Task directions >> Write the next part of the passage below about the Electoral Commission's instructions to referendum scrutineers, picking up after its final sentence.

----- Source excerpt -----

The question that needs to be answered is whether this particular sub-section relates back to the earlier sections of the Act that require the words "Yes" or "No", and where a determination might need to be made by an official in certain cases as to which of these two words the voter intended to write; or whether section 24 of the Act can be given whatever interpretation the Electoral Commission chooses to give it.
Indeed, paragraph 29 (quoted above) from the information on the Electoral Commission’s web site suggests that the first of these two propositions is the correct one, that is, did the voter write, or intend to write, either the word "Yes" or the word "No"? It seems most unlikely that Parliament intended to give officials carte blanche to invent their own weird and wonderful ways for voters to indicate their vote; and even less likely that Parliament intended that the validity of a vote would depend upon the linguistic skills or the imagination of an individual scrutineer.
As there was no organisation with legal standing that would have enabled it to challenge the rulings by the Electoral Commission, as contained in the Guidelines to Scrutineers, an individual did so in his own name. When the case came before the Federal Court, the Judge ruled against the application "on the balance of convenience", that is, the convenience of the Electoral Commission and its Divisional Returning Officers, and awarded costs to the Commission. The lawfulness of the Commission’s interpretation of the legislation and of its instructions to scrutineers was simply not tested by the Court.

----- Data excerpt -----

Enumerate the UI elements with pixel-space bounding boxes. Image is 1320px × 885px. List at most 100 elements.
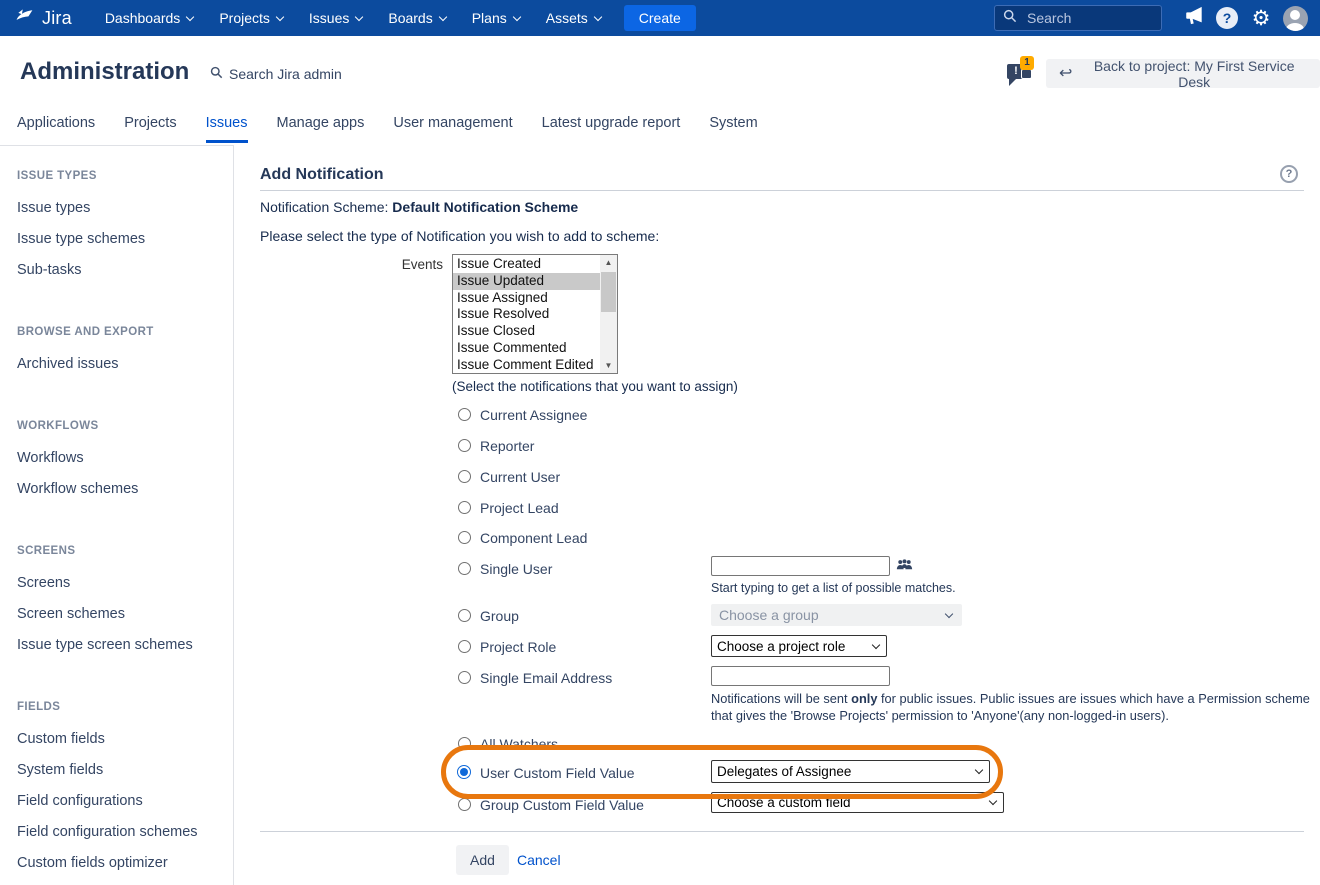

-----

The output >>
The Parliament now needs to examine the extent to which the provisions of the Referendum (Machinery Provisions) Act 1984 were complied with during the 1999 constitutional referendum, and, more particularly, whether the Australian Electoral Commission’s Guidelines to Scrutineers were consistent with the quite specific provisions of the legislation.
If the Commission does indeed have wide discretion in interpreting the legislation, the Parliament may wish to amend the Referendum (Machinery Provisions) Act 1984 to ensure that, in relation to future referendums, decisions as to just what does constitute a formal vote, and the procedure to be followed with spoilt ballot papers, are made, not by unelected officials but by the Parliament.
This article is an edited version of a submission which the writer has made to the Australian Senate’s Legal and Constitutional References Committee.